Problem to work on → Transcribe the records exactly from the line with "Output a JSON" to the end, both included.

A block of data →

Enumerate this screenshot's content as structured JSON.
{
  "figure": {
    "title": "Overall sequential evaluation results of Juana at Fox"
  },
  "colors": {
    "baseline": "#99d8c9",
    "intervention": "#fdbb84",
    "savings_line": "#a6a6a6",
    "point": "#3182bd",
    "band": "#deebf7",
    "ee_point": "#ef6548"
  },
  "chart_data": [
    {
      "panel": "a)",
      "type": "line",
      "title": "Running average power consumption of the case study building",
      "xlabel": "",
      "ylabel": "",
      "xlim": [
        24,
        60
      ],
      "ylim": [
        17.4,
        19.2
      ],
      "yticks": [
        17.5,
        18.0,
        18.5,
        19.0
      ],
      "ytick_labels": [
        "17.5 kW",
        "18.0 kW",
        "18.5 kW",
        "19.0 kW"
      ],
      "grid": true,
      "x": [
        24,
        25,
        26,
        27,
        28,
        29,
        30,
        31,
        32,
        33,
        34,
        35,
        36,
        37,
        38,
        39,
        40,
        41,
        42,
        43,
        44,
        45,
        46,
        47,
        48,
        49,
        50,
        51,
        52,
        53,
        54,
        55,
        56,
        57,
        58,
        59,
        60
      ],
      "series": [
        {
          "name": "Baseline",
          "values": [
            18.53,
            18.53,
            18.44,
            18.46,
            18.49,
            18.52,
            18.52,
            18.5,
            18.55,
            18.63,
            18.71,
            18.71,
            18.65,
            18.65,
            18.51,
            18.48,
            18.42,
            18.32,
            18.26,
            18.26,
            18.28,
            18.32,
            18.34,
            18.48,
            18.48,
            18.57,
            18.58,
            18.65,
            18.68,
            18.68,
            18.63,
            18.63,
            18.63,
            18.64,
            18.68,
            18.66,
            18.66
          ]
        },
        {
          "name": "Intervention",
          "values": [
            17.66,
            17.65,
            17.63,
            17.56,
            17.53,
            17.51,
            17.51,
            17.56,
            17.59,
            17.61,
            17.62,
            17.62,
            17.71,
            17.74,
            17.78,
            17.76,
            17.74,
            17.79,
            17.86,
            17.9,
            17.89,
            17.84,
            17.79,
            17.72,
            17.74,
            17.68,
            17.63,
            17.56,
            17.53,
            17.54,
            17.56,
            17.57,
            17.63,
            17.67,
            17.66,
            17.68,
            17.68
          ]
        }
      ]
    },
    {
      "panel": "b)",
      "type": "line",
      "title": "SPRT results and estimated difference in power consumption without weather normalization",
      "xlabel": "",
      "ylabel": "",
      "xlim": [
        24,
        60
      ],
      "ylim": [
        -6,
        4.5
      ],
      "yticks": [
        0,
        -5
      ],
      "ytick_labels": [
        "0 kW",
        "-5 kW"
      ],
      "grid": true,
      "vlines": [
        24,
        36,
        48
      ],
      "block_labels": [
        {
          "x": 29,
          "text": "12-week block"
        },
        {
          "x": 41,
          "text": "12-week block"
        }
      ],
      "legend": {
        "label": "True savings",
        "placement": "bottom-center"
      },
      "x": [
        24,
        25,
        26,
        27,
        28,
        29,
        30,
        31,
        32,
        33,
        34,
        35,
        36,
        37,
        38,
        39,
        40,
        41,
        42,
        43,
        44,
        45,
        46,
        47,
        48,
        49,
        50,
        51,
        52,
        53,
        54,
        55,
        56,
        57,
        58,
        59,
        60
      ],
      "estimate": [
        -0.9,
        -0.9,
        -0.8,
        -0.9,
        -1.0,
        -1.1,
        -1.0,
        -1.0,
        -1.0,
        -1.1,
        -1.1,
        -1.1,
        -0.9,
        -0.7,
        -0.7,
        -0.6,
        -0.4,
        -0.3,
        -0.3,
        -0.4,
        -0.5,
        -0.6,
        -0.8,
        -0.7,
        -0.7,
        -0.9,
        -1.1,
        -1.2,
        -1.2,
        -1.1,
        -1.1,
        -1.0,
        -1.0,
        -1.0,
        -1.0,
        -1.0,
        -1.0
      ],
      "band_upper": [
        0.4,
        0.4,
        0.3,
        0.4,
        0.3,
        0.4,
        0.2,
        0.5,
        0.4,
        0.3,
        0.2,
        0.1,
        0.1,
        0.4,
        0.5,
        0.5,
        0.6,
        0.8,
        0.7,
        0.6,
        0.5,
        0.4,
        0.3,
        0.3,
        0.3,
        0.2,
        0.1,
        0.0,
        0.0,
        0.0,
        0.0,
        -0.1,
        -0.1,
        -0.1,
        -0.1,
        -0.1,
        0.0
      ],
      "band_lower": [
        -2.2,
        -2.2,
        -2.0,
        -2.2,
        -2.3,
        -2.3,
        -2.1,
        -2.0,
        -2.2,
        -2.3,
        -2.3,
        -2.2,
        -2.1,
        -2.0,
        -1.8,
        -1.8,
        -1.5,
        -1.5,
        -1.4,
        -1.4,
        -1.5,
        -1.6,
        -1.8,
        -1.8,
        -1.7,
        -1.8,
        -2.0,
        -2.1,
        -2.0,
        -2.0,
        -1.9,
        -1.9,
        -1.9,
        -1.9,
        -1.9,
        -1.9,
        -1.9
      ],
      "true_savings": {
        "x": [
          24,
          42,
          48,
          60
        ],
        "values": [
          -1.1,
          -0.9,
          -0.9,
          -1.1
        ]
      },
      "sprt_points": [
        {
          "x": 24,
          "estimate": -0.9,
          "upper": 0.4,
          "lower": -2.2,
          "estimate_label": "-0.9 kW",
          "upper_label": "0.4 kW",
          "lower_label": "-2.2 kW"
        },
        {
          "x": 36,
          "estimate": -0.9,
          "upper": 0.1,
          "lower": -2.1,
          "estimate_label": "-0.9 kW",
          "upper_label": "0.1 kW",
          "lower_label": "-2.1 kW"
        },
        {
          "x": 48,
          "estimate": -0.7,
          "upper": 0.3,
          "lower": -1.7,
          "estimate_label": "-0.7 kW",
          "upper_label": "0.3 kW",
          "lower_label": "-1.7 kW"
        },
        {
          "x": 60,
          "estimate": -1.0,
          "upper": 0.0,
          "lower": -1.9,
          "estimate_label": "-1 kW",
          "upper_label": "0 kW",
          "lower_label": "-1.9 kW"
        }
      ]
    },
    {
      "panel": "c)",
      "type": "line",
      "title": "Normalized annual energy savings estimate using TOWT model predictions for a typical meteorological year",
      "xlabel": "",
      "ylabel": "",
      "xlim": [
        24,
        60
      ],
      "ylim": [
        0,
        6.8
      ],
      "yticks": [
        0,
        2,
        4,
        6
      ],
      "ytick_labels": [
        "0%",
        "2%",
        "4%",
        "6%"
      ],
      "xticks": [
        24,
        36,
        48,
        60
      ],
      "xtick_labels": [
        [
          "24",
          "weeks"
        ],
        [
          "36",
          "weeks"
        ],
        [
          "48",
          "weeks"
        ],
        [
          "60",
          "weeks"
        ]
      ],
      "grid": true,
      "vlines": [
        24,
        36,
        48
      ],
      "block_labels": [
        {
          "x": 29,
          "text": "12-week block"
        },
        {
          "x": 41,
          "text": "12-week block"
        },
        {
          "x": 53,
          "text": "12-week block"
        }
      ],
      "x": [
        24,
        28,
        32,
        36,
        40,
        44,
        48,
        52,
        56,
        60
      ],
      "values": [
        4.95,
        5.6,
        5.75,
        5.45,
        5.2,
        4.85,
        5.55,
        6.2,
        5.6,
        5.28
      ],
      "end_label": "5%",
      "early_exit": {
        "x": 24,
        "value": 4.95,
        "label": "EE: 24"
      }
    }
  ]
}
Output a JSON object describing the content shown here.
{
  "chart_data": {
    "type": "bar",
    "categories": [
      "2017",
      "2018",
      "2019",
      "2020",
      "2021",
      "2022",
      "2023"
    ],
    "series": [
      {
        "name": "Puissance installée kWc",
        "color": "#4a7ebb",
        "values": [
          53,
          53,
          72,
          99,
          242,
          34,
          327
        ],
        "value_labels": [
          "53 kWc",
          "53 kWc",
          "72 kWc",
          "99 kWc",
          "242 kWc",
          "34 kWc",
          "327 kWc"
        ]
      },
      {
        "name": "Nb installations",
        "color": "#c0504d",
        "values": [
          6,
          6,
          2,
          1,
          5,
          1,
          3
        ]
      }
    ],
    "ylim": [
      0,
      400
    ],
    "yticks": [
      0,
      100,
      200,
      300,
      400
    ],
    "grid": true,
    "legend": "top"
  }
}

The response →
Output a JSON object describing the content shown here.
{
  "chart_data": {
    "type": "bar",
    "categories": [
      "2017",
      "2018",
      "2019",
      "2020",
      "2021",
      "2022",
      "2023"
    ],
    "series": [
      {
        "name": "Puissance installée kWc",
        "color": "#4a7ebb",
        "values": [
          53,
          53,
          72,
          99,
          242,
          34,
          327
        ],
        "value_labels": [
          "53 kWc",
          "53 kWc",
          "72 kWc",
          "99 kWc",
          "242 kWc",
          "34 kWc",
          "327 kWc"
        ]
      },
      {
        "name": "Nb installations",
        "color": "#c0504d",
        "values": [
          6,
          6,
          2,
          1,
          5,
          1,
          3
        ]
      }
    ],
    "ylim": [
      0,
      400
    ],
    "yticks": [
      0,
      100,
      200,
      300,
      400
    ],
    "grid": true,
    "legend": "top"
  }
}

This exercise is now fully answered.